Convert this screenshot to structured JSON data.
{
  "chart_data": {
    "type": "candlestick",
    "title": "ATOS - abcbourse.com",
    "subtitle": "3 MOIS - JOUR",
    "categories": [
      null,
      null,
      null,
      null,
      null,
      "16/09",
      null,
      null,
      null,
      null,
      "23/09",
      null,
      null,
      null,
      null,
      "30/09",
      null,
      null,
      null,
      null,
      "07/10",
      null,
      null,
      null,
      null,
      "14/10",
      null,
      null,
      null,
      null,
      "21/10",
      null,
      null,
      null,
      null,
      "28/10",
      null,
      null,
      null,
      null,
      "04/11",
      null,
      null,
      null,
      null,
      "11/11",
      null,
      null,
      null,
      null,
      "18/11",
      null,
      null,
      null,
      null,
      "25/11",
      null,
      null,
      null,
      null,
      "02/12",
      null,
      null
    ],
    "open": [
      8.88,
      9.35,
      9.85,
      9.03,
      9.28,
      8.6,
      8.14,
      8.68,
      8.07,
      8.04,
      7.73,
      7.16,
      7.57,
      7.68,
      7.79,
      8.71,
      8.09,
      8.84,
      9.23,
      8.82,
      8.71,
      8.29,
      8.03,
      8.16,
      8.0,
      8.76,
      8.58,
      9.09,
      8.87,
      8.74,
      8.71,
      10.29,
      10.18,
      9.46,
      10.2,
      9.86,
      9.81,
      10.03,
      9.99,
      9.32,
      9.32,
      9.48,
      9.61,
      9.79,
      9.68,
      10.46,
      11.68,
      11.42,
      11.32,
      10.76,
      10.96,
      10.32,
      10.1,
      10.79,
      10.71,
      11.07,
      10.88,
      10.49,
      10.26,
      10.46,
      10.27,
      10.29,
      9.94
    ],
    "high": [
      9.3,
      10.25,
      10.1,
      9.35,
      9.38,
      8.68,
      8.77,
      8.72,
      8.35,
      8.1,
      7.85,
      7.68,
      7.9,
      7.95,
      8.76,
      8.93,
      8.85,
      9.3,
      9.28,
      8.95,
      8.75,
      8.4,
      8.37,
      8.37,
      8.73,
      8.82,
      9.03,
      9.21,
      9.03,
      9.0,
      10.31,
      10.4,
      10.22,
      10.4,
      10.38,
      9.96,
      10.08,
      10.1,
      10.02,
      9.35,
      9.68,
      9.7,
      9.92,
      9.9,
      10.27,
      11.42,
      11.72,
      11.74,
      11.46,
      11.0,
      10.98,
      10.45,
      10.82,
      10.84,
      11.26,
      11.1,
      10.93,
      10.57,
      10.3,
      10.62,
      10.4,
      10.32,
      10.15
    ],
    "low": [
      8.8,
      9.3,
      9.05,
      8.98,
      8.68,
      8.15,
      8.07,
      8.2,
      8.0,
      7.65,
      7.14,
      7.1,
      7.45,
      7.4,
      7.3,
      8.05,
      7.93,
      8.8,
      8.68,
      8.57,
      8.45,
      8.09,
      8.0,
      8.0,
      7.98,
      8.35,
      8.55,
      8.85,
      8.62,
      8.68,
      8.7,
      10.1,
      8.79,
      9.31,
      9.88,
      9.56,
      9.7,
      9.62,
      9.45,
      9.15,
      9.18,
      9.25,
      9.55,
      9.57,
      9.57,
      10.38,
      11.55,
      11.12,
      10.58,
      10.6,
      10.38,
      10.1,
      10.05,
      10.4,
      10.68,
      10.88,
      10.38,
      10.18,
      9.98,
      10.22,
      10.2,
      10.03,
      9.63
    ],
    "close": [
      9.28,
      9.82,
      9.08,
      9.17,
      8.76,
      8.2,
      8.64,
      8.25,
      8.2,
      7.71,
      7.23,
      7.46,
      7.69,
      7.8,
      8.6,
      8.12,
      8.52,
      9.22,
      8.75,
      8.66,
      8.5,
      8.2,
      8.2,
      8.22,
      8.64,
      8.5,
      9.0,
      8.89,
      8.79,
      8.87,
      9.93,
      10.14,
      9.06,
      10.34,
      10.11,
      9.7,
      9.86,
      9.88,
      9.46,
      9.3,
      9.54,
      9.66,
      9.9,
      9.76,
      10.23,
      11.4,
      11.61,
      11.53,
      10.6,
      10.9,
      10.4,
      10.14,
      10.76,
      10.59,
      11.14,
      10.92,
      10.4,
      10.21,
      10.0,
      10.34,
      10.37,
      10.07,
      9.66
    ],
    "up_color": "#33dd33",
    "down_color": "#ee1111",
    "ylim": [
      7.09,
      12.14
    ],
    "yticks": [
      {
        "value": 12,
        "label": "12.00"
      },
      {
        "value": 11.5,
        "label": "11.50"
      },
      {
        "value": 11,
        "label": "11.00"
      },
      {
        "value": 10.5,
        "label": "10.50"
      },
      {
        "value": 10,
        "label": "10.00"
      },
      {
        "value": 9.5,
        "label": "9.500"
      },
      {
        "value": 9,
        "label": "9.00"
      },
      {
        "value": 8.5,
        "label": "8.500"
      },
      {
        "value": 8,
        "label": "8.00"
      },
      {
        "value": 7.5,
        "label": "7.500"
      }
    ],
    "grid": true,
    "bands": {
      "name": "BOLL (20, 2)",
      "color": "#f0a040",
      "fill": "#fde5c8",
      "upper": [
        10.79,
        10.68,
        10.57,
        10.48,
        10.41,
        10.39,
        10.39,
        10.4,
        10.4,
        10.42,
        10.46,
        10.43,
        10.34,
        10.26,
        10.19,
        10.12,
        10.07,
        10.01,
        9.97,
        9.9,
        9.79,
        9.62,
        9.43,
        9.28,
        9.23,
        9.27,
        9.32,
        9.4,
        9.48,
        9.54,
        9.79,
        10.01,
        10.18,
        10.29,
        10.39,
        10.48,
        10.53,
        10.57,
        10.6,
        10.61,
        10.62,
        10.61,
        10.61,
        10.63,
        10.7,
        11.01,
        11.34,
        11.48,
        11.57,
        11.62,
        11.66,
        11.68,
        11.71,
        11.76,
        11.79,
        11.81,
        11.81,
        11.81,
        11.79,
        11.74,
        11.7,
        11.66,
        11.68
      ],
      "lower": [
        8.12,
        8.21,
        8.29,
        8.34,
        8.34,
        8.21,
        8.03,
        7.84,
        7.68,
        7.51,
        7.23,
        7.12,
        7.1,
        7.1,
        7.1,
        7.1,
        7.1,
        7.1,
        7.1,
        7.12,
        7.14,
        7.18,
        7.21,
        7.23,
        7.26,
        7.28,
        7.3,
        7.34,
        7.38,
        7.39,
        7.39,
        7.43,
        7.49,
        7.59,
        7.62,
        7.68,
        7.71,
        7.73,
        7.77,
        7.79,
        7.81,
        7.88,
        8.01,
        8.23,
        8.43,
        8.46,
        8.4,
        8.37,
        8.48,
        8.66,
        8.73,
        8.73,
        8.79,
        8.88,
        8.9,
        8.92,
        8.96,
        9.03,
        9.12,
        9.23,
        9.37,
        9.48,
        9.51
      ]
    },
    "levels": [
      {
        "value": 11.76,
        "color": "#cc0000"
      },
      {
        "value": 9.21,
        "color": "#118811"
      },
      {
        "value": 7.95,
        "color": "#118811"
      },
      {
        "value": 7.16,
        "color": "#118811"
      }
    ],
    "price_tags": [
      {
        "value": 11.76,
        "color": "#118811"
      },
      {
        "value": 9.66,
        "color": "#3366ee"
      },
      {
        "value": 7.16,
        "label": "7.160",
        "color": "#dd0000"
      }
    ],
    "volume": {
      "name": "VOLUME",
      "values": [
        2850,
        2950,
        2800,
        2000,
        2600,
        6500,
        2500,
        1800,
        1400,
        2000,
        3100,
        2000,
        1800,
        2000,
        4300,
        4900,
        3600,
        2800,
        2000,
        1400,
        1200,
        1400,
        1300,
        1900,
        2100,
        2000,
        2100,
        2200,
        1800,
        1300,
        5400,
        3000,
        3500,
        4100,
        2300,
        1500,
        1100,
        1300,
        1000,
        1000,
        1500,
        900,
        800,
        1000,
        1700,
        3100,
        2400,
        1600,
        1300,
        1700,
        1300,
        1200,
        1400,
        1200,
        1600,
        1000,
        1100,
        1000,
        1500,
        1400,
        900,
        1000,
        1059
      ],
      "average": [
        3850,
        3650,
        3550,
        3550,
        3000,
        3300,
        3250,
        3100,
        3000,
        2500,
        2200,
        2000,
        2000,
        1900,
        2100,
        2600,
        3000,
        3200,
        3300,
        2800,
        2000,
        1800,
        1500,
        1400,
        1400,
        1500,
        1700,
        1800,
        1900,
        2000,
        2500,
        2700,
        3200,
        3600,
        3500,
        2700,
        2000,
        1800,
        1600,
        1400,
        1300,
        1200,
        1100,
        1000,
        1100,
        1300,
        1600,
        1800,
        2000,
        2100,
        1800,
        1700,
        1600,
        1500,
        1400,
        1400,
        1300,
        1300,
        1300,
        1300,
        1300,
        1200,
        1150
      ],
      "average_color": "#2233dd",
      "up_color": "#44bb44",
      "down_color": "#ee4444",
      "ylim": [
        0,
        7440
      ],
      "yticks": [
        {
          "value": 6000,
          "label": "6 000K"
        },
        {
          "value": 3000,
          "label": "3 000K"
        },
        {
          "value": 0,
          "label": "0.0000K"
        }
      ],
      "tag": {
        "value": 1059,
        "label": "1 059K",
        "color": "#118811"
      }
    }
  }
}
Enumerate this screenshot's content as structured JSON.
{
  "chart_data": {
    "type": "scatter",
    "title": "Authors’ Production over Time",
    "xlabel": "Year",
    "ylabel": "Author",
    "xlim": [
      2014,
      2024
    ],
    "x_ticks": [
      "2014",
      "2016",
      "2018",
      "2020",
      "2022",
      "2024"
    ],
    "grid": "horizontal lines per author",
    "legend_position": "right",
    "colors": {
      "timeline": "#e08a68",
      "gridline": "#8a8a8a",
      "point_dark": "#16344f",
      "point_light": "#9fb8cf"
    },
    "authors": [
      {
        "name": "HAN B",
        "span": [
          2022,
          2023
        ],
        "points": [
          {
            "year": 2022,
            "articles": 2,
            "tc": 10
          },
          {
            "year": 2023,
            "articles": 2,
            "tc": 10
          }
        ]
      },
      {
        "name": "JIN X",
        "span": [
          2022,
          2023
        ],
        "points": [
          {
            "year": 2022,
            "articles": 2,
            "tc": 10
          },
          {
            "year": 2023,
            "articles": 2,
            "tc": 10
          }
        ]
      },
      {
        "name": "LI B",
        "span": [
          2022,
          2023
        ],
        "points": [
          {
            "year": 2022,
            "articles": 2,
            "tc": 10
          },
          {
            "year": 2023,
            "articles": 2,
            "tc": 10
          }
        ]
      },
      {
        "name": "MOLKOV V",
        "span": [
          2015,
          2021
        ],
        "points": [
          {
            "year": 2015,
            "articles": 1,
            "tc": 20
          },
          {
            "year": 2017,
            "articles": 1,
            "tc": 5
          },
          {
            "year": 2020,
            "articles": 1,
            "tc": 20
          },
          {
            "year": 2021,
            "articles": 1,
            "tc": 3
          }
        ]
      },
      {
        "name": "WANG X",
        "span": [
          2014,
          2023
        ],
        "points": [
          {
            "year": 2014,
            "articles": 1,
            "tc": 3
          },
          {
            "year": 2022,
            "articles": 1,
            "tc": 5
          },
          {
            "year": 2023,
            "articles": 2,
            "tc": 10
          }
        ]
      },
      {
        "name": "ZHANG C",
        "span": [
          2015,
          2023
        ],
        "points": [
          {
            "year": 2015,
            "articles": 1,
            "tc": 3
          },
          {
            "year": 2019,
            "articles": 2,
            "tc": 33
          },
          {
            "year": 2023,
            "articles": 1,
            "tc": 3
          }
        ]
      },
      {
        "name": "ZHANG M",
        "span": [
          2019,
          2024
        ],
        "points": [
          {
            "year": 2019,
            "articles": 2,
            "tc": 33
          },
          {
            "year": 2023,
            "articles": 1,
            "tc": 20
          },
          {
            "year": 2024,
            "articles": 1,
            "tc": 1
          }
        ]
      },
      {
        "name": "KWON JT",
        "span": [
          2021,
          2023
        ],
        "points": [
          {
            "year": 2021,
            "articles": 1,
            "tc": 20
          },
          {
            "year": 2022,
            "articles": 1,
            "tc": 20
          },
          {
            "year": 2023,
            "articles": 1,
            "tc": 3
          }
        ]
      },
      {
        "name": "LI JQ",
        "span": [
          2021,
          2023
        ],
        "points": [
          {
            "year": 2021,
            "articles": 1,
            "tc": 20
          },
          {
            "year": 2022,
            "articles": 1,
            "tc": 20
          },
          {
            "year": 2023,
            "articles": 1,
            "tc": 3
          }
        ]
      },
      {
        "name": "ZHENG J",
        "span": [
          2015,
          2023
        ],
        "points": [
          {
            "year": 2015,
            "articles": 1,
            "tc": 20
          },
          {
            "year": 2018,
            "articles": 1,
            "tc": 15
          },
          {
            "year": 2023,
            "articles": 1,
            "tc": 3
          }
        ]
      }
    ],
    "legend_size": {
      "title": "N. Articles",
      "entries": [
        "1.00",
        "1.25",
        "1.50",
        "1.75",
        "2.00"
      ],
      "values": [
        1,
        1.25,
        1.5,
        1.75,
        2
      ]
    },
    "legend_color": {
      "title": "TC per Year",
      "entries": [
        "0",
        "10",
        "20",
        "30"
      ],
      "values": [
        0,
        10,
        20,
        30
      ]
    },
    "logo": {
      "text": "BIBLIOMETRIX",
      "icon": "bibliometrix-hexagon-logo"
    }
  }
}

——

Provide only the number of lines in the entries that hold the word "name".

* **Complete output**: 12